## What is expected
Return all of the entries exactly, with nothing added or left out.

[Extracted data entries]

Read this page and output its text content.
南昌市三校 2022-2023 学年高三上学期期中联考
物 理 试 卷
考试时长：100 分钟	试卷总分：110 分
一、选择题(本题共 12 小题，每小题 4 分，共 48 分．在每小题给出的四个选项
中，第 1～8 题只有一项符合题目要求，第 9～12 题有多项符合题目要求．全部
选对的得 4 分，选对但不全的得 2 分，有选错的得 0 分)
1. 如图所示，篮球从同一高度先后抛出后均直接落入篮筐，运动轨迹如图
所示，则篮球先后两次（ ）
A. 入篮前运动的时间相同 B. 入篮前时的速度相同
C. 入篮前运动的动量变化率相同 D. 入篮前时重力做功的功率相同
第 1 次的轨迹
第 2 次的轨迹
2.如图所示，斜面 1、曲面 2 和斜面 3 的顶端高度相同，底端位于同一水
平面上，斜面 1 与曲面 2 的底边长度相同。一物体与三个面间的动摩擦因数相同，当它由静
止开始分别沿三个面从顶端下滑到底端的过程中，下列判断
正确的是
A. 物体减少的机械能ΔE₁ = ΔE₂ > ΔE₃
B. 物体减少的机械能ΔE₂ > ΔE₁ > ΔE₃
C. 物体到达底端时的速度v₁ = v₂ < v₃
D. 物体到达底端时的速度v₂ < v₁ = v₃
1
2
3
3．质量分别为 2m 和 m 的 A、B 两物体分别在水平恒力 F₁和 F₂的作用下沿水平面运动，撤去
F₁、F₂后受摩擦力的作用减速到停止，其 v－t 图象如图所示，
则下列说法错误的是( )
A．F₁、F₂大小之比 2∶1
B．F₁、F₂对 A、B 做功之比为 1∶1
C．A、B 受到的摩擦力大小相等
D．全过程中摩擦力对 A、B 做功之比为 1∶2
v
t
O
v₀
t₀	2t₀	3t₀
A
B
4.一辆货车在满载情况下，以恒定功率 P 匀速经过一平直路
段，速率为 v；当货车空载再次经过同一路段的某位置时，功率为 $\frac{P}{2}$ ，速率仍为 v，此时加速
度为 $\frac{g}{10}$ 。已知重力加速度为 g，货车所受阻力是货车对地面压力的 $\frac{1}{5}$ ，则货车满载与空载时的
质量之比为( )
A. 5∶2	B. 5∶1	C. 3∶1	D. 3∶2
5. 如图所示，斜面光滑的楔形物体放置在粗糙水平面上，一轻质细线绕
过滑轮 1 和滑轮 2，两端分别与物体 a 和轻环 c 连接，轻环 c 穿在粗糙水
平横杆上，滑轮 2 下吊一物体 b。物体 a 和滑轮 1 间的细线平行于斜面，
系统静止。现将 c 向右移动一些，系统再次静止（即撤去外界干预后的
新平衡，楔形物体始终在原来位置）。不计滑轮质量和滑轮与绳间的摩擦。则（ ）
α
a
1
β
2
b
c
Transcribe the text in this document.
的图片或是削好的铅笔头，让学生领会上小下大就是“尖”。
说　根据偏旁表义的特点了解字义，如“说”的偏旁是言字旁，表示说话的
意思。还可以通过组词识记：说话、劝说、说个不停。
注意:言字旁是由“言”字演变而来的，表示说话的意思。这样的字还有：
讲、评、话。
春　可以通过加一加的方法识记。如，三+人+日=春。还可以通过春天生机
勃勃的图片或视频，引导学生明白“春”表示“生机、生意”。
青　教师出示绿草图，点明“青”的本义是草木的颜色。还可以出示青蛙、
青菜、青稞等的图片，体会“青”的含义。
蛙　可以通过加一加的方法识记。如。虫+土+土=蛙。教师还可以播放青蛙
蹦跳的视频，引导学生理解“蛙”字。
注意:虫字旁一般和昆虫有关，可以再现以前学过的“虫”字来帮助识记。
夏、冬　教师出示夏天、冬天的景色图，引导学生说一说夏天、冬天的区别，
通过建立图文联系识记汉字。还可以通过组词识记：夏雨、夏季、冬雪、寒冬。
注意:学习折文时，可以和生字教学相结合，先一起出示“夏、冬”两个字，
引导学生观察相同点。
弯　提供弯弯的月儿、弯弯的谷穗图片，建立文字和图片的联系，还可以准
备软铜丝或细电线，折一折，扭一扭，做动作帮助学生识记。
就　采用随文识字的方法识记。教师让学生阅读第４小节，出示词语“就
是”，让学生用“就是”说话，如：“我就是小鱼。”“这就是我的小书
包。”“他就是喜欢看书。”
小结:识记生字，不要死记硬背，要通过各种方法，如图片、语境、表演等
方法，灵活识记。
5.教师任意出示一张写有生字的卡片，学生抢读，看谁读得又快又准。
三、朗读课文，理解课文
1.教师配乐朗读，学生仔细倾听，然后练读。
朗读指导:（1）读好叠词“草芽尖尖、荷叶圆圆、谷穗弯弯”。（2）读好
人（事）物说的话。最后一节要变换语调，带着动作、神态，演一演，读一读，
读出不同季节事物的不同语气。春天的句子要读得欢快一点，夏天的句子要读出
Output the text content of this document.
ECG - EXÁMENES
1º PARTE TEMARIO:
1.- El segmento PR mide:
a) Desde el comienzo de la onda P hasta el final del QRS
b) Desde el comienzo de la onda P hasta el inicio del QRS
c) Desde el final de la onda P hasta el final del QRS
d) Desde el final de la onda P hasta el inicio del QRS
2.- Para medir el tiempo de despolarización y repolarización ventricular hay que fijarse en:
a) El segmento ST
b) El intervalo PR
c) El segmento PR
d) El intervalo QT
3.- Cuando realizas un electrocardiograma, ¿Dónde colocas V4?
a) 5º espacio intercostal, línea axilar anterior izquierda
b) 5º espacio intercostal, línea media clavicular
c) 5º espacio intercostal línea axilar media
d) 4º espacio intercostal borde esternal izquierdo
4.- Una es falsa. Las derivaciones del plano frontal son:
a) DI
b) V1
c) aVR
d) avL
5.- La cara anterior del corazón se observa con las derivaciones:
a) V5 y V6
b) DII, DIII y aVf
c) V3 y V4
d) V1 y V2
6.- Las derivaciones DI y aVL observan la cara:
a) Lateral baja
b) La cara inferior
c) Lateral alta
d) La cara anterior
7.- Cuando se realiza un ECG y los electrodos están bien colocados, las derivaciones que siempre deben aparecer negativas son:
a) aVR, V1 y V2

## The output
Read this page and output its text content.
南昌市三校 2022-2023 学年高三上学期期中联考
物 理 试 卷
考试时长：100 分钟	试卷总分：110 分
一、选择题(本题共 12 小题，每小题 4 分，共 48 分．在每小题给出的四个选项
中，第 1～8 题只有一项符合题目要求，第 9～12 题有多项符合题目要求．全部
选对的得 4 分，选对但不全的得 2 分，有选错的得 0 分)
1. 如图所示，篮球从同一高度先后抛出后均直接落入篮筐，运动轨迹如图
所示，则篮球先后两次（ ）
A. 入篮前运动的时间相同 B. 入篮前时的速度相同
C. 入篮前运动的动量变化率相同 D. 入篮前时重力做功的功率相同
第 1 次的轨迹
第 2 次的轨迹
2.如图所示，斜面 1、曲面 2 和斜面 3 的顶端高度相同，底端位于同一水
平面上，斜面 1 与曲面 2 的底边长度相同。一物体与三个面间的动摩擦因数相同，当它由静
止开始分别沿三个面从顶端下滑到底端的过程中，下列判断
正确的是
A. 物体减少的机械能ΔE₁ = ΔE₂ > ΔE₃
B. 物体减少的机械能ΔE₂ > ΔE₁ > ΔE₃
C. 物体到达底端时的速度v₁ = v₂ < v₃
D. 物体到达底端时的速度v₂ < v₁ = v₃
1
2
3
3．质量分别为 2m 和 m 的 A、B 两物体分别在水平恒力 F₁和 F₂的作用下沿水平面运动，撤去
F₁、F₂后受摩擦力的作用减速到停止，其 v－t 图象如图所示，
则下列说法错误的是( )
A．F₁、F₂大小之比 2∶1
B．F₁、F₂对 A、B 做功之比为 1∶1
C．A、B 受到的摩擦力大小相等
D．全过程中摩擦力对 A、B 做功之比为 1∶2
v
t
O
v₀
t₀	2t₀	3t₀
A
B
4.一辆货车在满载情况下，以恒定功率 P 匀速经过一平直路
段，速率为 v；当货车空载再次经过同一路段的某位置时，功率为 $\frac{P}{2}$ ，速率仍为 v，此时加速
度为 $\frac{g}{10}$ 。已知重力加速度为 g，货车所受阻力是货车对地面压力的 $\frac{1}{5}$ ，则货车满载与空载时的
质量之比为( )
A. 5∶2	B. 5∶1	C. 3∶1	D. 3∶2
5. 如图所示，斜面光滑的楔形物体放置在粗糙水平面上，一轻质细线绕
过滑轮 1 和滑轮 2，两端分别与物体 a 和轻环 c 连接，轻环 c 穿在粗糙水
平横杆上，滑轮 2 下吊一物体 b。物体 a 和滑轮 1 间的细线平行于斜面，
系统静止。现将 c 向右移动一些，系统再次静止（即撤去外界干预后的
新平衡，楔形物体始终在原来位置）。不计滑轮质量和滑轮与绳间的摩擦。则（ ）
α
a
1
β
2
b
c
Transcribe the text in this document.
的图片或是削好的铅笔头，让学生领会上小下大就是“尖”。
说　根据偏旁表义的特点了解字义，如“说”的偏旁是言字旁，表示说话的
意思。还可以通过组词识记：说话、劝说、说个不停。
注意:言字旁是由“言”字演变而来的，表示说话的意思。这样的字还有：
讲、评、话。
春　可以通过加一加的方法识记。如，三+人+日=春。还可以通过春天生机
勃勃的图片或视频，引导学生明白“春”表示“生机、生意”。
青　教师出示绿草图，点明“青”的本义是草木的颜色。还可以出示青蛙、
青菜、青稞等的图片，体会“青”的含义。
蛙　可以通过加一加的方法识记。如。虫+土+土=蛙。教师还可以播放青蛙
蹦跳的视频，引导学生理解“蛙”字。
注意:虫字旁一般和昆虫有关，可以再现以前学过的“虫”字来帮助识记。
夏、冬　教师出示夏天、冬天的景色图，引导学生说一说夏天、冬天的区别，
通过建立图文联系识记汉字。还可以通过组词识记：夏雨、夏季、冬雪、寒冬。
注意:学习折文时，可以和生字教学相结合，先一起出示“夏、冬”两个字，
引导学生观察相同点。
弯　提供弯弯的月儿、弯弯的谷穗图片，建立文字和图片的联系，还可以准
备软铜丝或细电线，折一折，扭一扭，做动作帮助学生识记。
就　采用随文识字的方法识记。教师让学生阅读第４小节，出示词语“就
是”，让学生用“就是”说话，如：“我就是小鱼。”“这就是我的小书
包。”“他就是喜欢看书。”
小结:识记生字，不要死记硬背，要通过各种方法，如图片、语境、表演等
方法，灵活识记。
5.教师任意出示一张写有生字的卡片，学生抢读，看谁读得又快又准。
三、朗读课文，理解课文
1.教师配乐朗读，学生仔细倾听，然后练读。
朗读指导:（1）读好叠词“草芽尖尖、荷叶圆圆、谷穗弯弯”。（2）读好
人（事）物说的话。最后一节要变换语调，带着动作、神态，演一演，读一读，
读出不同季节事物的不同语气。春天的句子要读得欢快一点，夏天的句子要读出
Output the text content of this document.
ECG - EXÁMENES
1º PARTE TEMARIO:
1.- El segmento PR mide:
a) Desde el comienzo de la onda P hasta el final del QRS
b) Desde el comienzo de la onda P hasta el inicio del QRS
c) Desde el final de la onda P hasta el final del QRS
d) Desde el final de la onda P hasta el inicio del QRS
2.- Para medir el tiempo de despolarización y repolarización ventricular hay que fijarse en:
a) El segmento ST
b) El intervalo PR
c) El segmento PR
d) El intervalo QT
3.- Cuando realizas un electrocardiograma, ¿Dónde colocas V4?
a) 5º espacio intercostal, línea axilar anterior izquierda
b) 5º espacio intercostal, línea media clavicular
c) 5º espacio intercostal línea axilar media
d) 4º espacio intercostal borde esternal izquierdo
4.- Una es falsa. Las derivaciones del plano frontal son:
a) DI
b) V1
c) aVR
d) avL
5.- La cara anterior del corazón se observa con las derivaciones:
a) V5 y V6
b) DII, DIII y aVf
c) V3 y V4
d) V1 y V2
6.- Las derivaciones DI y aVL observan la cara:
a) Lateral baja
b) La cara inferior
c) Lateral alta
d) La cara anterior
7.- Cuando se realiza un ECG y los electrodos están bien colocados, las derivaciones que siempre deben aparecer negativas son:
a) aVR, V1 y V2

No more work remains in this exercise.